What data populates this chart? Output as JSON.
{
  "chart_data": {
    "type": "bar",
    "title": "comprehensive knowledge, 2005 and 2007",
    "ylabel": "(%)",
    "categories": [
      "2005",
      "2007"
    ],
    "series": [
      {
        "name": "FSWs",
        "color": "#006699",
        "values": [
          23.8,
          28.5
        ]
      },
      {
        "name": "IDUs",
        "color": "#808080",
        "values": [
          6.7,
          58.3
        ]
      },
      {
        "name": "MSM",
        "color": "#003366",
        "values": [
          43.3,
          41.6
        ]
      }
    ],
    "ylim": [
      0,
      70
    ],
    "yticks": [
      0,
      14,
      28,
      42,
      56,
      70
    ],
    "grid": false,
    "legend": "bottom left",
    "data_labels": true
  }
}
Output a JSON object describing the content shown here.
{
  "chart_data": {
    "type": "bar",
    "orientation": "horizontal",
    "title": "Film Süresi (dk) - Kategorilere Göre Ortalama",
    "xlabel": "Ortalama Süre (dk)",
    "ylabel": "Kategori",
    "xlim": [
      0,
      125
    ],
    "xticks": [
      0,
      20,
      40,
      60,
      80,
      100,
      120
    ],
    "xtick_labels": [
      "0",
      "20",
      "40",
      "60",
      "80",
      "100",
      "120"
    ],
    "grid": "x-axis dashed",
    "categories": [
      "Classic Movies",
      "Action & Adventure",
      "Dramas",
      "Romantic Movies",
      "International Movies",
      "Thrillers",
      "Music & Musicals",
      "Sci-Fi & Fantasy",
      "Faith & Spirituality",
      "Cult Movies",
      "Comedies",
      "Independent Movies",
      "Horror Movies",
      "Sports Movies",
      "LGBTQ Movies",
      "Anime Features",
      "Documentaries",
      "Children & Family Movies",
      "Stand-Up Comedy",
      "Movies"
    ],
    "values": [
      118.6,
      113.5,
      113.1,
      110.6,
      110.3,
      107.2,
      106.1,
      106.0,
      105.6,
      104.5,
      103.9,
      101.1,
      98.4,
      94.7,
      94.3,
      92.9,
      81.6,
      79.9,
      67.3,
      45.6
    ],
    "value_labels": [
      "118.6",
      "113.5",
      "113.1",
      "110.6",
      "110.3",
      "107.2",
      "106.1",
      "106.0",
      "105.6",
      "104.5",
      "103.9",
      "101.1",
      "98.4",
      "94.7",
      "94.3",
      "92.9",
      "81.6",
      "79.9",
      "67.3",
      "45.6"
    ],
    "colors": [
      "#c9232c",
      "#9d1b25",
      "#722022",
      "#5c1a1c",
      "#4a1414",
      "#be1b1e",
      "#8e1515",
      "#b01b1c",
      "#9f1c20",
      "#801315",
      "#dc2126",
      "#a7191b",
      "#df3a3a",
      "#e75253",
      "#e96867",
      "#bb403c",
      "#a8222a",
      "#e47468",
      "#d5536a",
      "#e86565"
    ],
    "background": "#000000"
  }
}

════════

Aim of the exercise | Find the string "Ortalama" in the records, then copy each line where it occurs.

Correct result |
    "title": "Film Süresi (dk) - Kategorilere Göre Ortalama",
    "xlabel": "Ortalama Süre (dk)",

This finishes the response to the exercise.